課題 =
人口ボーナス期と人口オーナス期の働き方を述べた文書抜粋をもとに、次の問いにお答えください。
(a) 人口ボーナス期の労働スタイルは何と何とされていますか。
(b) 人口ボーナス期に「なるべく男性が働く」理由として、どのような点が挙げられていますか。
(c) 人口オーナス期の労働スタイルとして挙げられている三つは何ですか。

人口ボーナス期の労働スタイルは、「量」と「画一性」です。
労働者人口が多いので、量で勝負できるので、
あたまを使うよりからだを動かせ、ということになるのでしょう。
日本の高度経済成長期からバブル時代までの労働スタイルは
まさにこのような感じだったのでした。
<人口ボーナス期に経済発展しやすい働き方>
・なるべく男性が働く
- 重工業の比率が高いため(筋肉が多い方が適している業務が多い)
・なるべく長時間働く
- 早く安く大量に作って勝つためには、時間=成果に直結するから
・なるべく同じ条件の人を揃える
- 均一な物を沢山提供することで市場ニーズを満たせるため。
また、労働力は余っているので、わかりやすい一定条件で
足きりをするのが納得させやすい。転勤や残業でふるい落として、
残るために必死になることで忠誠心を高める手法が経営者として有効。
労働者は代えがきくので、立場は弱く、一律管理することが出来る
人口オーナス期の労働スタイルは「質」「効率」「多様性」です。
労働者人口がすくないので、必然的に「量」の勝負はできず
「質」で勝負をせざるをえないからです。
そのためにはあたまを使って独創的なアイデアを
出す必要がありますから、「多様性」も要求されることになります。
<人口オーナス期に経済発展しやすい働き方>
・なるべく男女ともに働く
- 頭脳労働の比率が高い、かつ労働力は足りないので使える労働力はフルに活用する。

抽出された行 =
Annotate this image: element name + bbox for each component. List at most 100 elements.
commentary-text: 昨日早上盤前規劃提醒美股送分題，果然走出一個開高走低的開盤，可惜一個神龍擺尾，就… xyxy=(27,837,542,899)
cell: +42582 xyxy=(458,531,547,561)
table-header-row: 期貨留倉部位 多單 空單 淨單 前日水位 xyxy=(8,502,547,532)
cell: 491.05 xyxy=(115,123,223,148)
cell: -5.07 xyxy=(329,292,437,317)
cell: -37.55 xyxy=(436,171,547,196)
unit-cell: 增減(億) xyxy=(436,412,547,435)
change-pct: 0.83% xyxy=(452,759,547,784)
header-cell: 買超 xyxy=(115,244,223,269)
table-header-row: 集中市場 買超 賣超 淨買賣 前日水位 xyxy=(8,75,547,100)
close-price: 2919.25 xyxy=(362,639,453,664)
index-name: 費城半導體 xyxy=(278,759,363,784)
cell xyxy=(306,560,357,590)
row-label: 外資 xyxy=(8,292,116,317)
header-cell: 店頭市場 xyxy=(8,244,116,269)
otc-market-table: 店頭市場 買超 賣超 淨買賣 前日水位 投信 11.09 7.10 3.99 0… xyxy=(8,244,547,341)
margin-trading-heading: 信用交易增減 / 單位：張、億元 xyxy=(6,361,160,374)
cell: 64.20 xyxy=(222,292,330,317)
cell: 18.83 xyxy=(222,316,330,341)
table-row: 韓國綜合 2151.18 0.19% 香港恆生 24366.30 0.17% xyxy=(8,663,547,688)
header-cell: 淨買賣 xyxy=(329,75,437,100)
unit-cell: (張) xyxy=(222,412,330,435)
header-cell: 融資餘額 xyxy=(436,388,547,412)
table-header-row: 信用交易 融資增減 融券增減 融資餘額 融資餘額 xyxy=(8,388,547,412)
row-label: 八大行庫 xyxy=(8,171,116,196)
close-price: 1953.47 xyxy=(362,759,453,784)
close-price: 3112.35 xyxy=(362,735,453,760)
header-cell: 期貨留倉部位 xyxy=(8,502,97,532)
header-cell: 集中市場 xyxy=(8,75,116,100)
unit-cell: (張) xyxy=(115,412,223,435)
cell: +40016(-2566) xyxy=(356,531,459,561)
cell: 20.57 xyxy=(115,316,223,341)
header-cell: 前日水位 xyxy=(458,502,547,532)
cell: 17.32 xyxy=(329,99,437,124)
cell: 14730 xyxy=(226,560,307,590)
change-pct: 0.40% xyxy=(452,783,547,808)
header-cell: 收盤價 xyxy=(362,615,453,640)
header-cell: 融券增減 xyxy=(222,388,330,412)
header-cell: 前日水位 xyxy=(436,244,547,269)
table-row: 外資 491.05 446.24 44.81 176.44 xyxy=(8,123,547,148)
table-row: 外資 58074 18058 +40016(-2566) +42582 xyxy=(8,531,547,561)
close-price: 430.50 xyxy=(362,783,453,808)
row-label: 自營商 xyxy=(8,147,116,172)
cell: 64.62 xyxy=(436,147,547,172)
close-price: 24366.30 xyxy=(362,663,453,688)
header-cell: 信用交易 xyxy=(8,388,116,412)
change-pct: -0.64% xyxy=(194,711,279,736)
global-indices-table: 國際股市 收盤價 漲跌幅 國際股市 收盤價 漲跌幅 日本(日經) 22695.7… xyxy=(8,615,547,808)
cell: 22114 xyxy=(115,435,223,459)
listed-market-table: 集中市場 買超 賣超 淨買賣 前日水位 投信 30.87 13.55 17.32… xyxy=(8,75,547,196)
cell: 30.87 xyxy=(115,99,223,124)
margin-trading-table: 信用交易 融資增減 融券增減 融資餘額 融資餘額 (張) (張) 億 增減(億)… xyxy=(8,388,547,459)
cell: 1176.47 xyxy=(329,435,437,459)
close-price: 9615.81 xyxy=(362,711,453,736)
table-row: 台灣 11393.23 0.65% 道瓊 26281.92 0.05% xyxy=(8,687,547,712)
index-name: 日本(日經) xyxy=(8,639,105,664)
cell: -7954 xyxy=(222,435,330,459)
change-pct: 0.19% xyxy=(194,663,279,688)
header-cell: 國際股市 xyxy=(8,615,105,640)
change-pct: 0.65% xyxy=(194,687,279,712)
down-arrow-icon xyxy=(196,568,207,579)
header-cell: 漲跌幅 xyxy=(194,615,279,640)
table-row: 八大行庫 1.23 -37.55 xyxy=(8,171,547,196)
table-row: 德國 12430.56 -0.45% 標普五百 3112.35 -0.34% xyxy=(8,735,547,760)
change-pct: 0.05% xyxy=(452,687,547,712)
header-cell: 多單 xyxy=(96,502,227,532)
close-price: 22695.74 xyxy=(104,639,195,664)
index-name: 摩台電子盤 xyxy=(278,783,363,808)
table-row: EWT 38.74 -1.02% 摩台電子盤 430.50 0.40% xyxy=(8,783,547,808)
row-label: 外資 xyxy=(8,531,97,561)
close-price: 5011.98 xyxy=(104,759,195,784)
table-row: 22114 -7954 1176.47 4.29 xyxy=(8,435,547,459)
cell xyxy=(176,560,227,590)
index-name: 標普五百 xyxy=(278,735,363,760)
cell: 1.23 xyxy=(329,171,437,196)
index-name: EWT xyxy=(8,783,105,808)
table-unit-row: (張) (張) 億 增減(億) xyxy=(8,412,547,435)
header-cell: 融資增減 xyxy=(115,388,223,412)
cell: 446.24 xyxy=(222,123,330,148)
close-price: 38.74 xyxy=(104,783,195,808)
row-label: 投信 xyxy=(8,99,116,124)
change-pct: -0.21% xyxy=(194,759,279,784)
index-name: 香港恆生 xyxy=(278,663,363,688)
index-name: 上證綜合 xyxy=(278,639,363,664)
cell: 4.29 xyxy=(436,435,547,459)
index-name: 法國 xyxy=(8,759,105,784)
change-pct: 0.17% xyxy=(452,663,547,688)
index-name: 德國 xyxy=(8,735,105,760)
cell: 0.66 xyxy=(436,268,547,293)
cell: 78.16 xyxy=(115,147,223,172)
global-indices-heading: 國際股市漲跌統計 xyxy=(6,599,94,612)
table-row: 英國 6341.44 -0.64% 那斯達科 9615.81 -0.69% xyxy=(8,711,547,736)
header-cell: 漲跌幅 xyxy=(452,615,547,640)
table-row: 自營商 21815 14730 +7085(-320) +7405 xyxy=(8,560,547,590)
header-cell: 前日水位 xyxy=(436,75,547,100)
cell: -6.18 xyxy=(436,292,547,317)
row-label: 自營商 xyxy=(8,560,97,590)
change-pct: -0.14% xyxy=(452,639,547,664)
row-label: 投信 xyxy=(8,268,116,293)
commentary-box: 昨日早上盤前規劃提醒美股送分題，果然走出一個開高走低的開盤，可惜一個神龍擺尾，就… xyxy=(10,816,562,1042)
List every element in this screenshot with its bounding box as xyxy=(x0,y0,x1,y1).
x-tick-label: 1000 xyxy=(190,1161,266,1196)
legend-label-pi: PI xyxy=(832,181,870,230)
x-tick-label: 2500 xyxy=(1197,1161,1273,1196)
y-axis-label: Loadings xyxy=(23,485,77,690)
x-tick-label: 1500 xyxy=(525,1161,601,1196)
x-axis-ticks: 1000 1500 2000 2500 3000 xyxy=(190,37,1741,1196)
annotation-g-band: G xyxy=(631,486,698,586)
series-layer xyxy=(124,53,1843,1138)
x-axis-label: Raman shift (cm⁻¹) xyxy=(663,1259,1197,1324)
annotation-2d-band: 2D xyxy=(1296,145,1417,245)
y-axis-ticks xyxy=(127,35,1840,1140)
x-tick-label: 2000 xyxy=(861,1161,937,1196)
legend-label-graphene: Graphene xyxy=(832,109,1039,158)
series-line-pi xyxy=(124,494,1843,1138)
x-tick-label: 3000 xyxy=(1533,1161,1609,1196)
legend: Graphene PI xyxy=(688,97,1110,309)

回答 =
(a) 「量」と「画一性」です。
(b) 重工業の比率が高く、筋肉が多い方が適している業務が多いためです。
(c) 「質」「効率」「多様性」です。